• Task data:
━━━

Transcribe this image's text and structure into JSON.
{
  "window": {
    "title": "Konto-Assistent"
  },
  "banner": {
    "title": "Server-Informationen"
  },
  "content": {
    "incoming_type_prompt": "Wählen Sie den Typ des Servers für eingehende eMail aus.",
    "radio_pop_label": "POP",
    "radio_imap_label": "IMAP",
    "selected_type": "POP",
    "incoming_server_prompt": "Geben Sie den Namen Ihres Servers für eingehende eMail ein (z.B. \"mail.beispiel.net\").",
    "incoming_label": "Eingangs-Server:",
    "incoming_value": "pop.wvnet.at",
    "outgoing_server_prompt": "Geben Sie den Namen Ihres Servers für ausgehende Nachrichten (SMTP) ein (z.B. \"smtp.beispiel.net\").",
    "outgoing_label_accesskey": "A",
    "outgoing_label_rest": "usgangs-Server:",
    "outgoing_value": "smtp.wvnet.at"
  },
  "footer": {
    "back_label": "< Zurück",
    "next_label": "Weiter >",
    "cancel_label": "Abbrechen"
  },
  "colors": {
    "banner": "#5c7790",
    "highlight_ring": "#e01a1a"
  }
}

━━━

• Set problem: Print the records once more, exactly as they were given.

• Completed task:
Transcribe this image's text and structure into JSON.
{
  "window": {
    "title": "Konto-Assistent"
  },
  "banner": {
    "title": "Server-Informationen"
  },
  "content": {
    "incoming_type_prompt": "Wählen Sie den Typ des Servers für eingehende eMail aus.",
    "radio_pop_label": "POP",
    "radio_imap_label": "IMAP",
    "selected_type": "POP",
    "incoming_server_prompt": "Geben Sie den Namen Ihres Servers für eingehende eMail ein (z.B. \"mail.beispiel.net\").",
    "incoming_label": "Eingangs-Server:",
    "incoming_value": "pop.wvnet.at",
    "outgoing_server_prompt": "Geben Sie den Namen Ihres Servers für ausgehende Nachrichten (SMTP) ein (z.B. \"smtp.beispiel.net\").",
    "outgoing_label_accesskey": "A",
    "outgoing_label_rest": "usgangs-Server:",
    "outgoing_value": "smtp.wvnet.at"
  },
  "footer": {
    "back_label": "< Zurück",
    "next_label": "Weiter >",
    "cancel_label": "Abbrechen"
  },
  "colors": {
    "banner": "#5c7790",
    "highlight_ring": "#e01a1a"
  }
}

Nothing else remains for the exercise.